[Data extracted from a collection]
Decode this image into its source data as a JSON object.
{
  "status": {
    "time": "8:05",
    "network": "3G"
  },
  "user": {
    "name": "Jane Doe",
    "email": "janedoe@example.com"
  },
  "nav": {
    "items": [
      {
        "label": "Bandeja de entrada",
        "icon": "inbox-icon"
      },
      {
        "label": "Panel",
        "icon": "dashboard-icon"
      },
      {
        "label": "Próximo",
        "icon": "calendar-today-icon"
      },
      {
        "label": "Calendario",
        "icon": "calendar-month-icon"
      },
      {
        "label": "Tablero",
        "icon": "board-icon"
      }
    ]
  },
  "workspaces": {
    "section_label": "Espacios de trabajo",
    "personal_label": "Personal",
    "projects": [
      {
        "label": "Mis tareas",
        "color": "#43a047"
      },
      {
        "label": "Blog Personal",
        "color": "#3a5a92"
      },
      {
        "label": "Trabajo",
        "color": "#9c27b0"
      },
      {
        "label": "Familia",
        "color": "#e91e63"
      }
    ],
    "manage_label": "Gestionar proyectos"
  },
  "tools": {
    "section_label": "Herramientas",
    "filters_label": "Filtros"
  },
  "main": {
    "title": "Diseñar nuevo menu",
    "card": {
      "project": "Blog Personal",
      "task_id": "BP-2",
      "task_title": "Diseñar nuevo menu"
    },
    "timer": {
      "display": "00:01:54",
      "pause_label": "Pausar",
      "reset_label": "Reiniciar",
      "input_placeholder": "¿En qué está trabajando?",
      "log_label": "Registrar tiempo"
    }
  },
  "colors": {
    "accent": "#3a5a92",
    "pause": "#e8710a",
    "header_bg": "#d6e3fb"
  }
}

▸ Task statement
Determine how many lines include the word "Personal" and report that number by itself.

▸ Output for this task
3